(Entries taken from a collection)
________________________

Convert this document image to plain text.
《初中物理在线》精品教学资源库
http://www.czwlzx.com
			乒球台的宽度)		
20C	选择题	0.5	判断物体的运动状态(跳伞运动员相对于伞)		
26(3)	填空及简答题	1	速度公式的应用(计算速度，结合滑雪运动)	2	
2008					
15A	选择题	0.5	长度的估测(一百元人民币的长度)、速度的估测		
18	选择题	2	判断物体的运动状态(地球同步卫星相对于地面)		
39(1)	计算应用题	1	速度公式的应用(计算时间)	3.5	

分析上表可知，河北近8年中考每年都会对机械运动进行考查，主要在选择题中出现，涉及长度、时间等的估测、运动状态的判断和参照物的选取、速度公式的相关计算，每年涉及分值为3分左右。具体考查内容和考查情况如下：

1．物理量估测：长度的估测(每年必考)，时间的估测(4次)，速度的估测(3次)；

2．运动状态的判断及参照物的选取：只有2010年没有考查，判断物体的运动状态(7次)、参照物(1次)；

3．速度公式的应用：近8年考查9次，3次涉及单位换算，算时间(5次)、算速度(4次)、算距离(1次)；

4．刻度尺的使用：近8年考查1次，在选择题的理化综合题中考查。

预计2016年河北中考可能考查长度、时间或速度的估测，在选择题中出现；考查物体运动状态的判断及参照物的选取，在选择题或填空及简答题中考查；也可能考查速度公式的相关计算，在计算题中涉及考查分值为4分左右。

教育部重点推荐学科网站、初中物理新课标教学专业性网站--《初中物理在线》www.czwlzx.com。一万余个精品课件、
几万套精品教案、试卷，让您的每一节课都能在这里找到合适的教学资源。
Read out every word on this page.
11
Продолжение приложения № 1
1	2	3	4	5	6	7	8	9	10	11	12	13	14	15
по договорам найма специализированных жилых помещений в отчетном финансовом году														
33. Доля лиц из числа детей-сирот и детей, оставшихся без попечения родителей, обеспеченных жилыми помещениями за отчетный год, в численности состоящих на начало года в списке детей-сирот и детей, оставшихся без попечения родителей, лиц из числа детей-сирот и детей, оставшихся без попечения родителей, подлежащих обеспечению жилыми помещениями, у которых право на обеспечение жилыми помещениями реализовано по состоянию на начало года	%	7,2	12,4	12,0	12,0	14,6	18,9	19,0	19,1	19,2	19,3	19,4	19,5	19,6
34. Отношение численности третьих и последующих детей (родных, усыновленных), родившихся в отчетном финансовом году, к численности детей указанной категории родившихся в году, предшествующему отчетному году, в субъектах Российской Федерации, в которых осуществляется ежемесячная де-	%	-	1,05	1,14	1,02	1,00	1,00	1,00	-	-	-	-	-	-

________________________

Go through the entries and return each line where the word "速度公式的应用" appears.

26(3)	填空及简答题	1	速度公式的应用(计算速度，结合滑雪运动)	2	
39(1)	计算应用题	1	速度公式的应用(计算时间)	3.5	
3．速度公式的应用：近8年考查9次，3次涉及单位换算，算时间(5次)、算速度(4次)、算距离(1次)；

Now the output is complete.